What to work on: Extract every line where the string "Market" appears.

====== Entries supplied ======

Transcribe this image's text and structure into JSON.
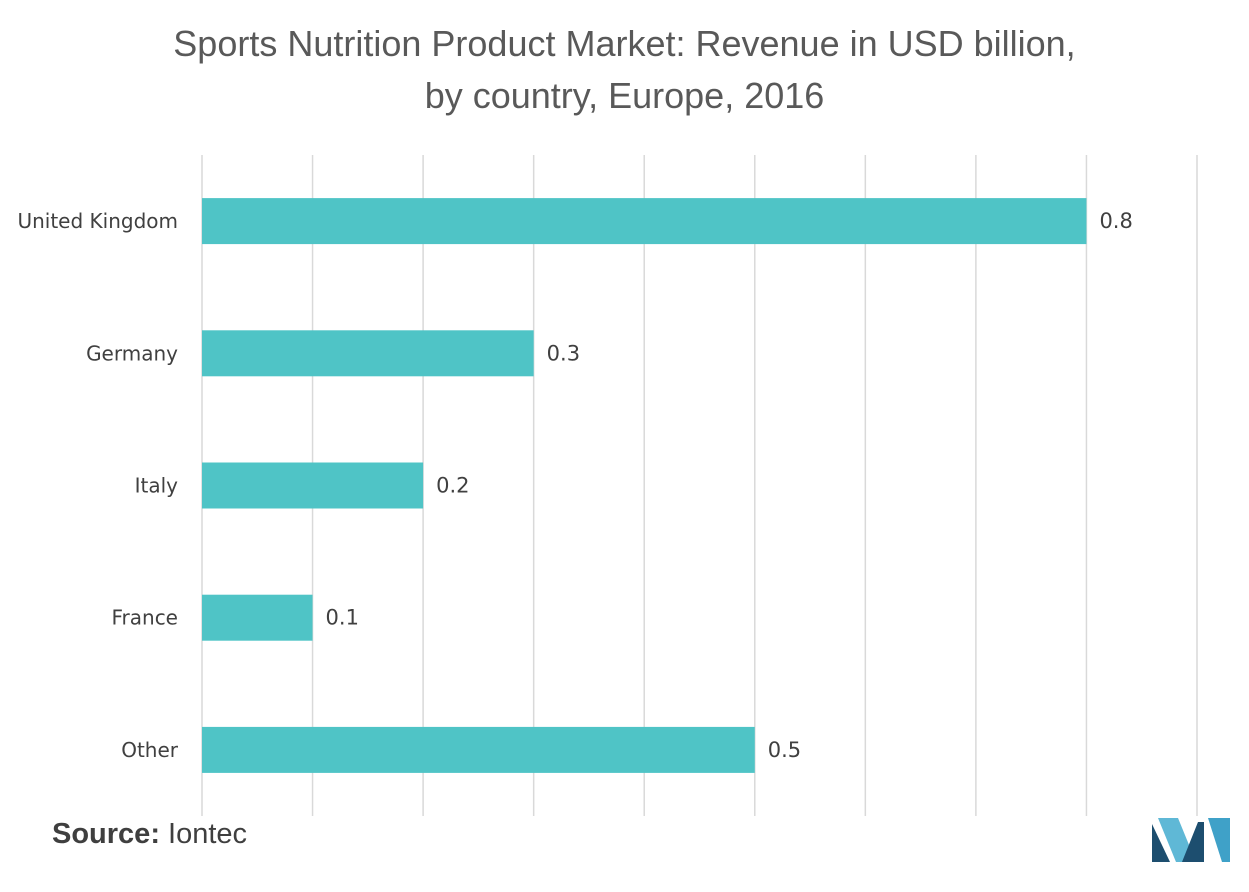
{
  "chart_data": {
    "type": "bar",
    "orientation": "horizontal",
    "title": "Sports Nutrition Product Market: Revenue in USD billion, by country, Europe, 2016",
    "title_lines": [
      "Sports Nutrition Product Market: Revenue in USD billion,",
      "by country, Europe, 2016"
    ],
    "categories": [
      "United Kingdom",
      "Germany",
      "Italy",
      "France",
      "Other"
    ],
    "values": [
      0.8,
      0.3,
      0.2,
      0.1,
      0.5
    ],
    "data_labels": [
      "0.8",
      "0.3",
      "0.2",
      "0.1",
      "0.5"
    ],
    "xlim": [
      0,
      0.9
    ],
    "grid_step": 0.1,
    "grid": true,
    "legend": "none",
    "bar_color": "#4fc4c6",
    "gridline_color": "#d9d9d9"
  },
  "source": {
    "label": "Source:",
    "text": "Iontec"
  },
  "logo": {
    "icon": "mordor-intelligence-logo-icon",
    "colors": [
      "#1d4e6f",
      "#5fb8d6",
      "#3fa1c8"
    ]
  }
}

======

Response to the task:
    "title": "Sports Nutrition Product Market: Revenue in USD billion, by country, Europe, 2016",
      "Sports Nutrition Product Market: Revenue in USD billion,",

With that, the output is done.